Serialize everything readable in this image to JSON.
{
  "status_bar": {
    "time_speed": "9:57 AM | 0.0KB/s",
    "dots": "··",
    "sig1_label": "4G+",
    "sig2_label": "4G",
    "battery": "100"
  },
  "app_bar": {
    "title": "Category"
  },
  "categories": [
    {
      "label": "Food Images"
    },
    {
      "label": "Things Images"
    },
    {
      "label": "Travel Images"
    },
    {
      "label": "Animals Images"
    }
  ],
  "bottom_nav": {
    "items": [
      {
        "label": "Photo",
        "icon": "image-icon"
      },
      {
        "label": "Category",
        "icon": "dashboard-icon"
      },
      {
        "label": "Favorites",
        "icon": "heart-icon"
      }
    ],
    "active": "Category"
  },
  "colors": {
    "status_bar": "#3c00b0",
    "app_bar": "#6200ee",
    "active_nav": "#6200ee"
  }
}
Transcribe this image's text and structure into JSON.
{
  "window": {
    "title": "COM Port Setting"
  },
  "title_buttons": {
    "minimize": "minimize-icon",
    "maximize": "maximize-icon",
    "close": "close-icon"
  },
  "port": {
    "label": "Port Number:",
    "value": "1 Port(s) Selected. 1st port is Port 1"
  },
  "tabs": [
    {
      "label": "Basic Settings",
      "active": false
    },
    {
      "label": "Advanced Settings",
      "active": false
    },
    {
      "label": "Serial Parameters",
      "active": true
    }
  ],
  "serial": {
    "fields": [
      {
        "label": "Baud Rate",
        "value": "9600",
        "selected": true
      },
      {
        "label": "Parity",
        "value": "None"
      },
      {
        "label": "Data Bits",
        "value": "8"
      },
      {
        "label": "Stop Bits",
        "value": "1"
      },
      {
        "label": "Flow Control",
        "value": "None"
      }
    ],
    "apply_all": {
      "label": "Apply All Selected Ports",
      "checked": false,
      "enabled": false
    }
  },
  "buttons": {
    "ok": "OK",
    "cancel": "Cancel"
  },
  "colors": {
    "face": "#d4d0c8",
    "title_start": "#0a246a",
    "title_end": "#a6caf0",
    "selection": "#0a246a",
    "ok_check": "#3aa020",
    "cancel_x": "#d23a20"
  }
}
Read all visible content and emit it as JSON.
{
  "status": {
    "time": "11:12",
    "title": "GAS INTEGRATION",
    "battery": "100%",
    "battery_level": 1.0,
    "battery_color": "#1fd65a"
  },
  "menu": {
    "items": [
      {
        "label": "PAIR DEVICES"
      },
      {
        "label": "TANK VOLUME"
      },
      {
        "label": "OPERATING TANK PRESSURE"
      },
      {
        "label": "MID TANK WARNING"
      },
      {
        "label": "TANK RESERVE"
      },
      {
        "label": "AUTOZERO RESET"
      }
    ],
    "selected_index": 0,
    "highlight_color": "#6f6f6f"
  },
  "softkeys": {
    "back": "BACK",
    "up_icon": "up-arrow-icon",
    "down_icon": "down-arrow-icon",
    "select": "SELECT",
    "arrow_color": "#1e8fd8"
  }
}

**********

▸ Written problem: Take the listing above and write it out again exactly.

▸ Final answer:
Serialize everything readable in this image to JSON.
{
  "status_bar": {
    "time_speed": "9:57 AM | 0.0KB/s",
    "dots": "··",
    "sig1_label": "4G+",
    "sig2_label": "4G",
    "battery": "100"
  },
  "app_bar": {
    "title": "Category"
  },
  "categories": [
    {
      "label": "Food Images"
    },
    {
      "label": "Things Images"
    },
    {
      "label": "Travel Images"
    },
    {
      "label": "Animals Images"
    }
  ],
  "bottom_nav": {
    "items": [
      {
        "label": "Photo",
        "icon": "image-icon"
      },
      {
        "label": "Category",
        "icon": "dashboard-icon"
      },
      {
        "label": "Favorites",
        "icon": "heart-icon"
      }
    ],
    "active": "Category"
  },
  "colors": {
    "status_bar": "#3c00b0",
    "app_bar": "#6200ee",
    "active_nav": "#6200ee"
  }
}
Transcribe this image's text and structure into JSON.
{
  "window": {
    "title": "COM Port Setting"
  },
  "title_buttons": {
    "minimize": "minimize-icon",
    "maximize": "maximize-icon",
    "close": "close-icon"
  },
  "port": {
    "label": "Port Number:",
    "value": "1 Port(s) Selected. 1st port is Port 1"
  },
  "tabs": [
    {
      "label": "Basic Settings",
      "active": false
    },
    {
      "label": "Advanced Settings",
      "active": false
    },
    {
      "label": "Serial Parameters",
      "active": true
    }
  ],
  "serial": {
    "fields": [
      {
        "label": "Baud Rate",
        "value": "9600",
        "selected": true
      },
      {
        "label": "Parity",
        "value": "None"
      },
      {
        "label": "Data Bits",
        "value": "8"
      },
      {
        "label": "Stop Bits",
        "value": "1"
      },
      {
        "label": "Flow Control",
        "value": "None"
      }
    ],
    "apply_all": {
      "label": "Apply All Selected Ports",
      "checked": false,
      "enabled": false
    }
  },
  "buttons": {
    "ok": "OK",
    "cancel": "Cancel"
  },
  "colors": {
    "face": "#d4d0c8",
    "title_start": "#0a246a",
    "title_end": "#a6caf0",
    "selection": "#0a246a",
    "ok_check": "#3aa020",
    "cancel_x": "#d23a20"
  }
}
Read all visible content and emit it as JSON.
{
  "status": {
    "time": "11:12",
    "title": "GAS INTEGRATION",
    "battery": "100%",
    "battery_level": 1.0,
    "battery_color": "#1fd65a"
  },
  "menu": {
    "items": [
      {
        "label": "PAIR DEVICES"
      },
      {
        "label": "TANK VOLUME"
      },
      {
        "label": "OPERATING TANK PRESSURE"
      },
      {
        "label": "MID TANK WARNING"
      },
      {
        "label": "TANK RESERVE"
      },
      {
        "label": "AUTOZERO RESET"
      }
    ],
    "selected_index": 0,
    "highlight_color": "#6f6f6f"
  },
  "softkeys": {
    "back": "BACK",
    "up_icon": "up-arrow-icon",
    "down_icon": "down-arrow-icon",
    "select": "SELECT",
    "arrow_color": "#1e8fd8"
  }
}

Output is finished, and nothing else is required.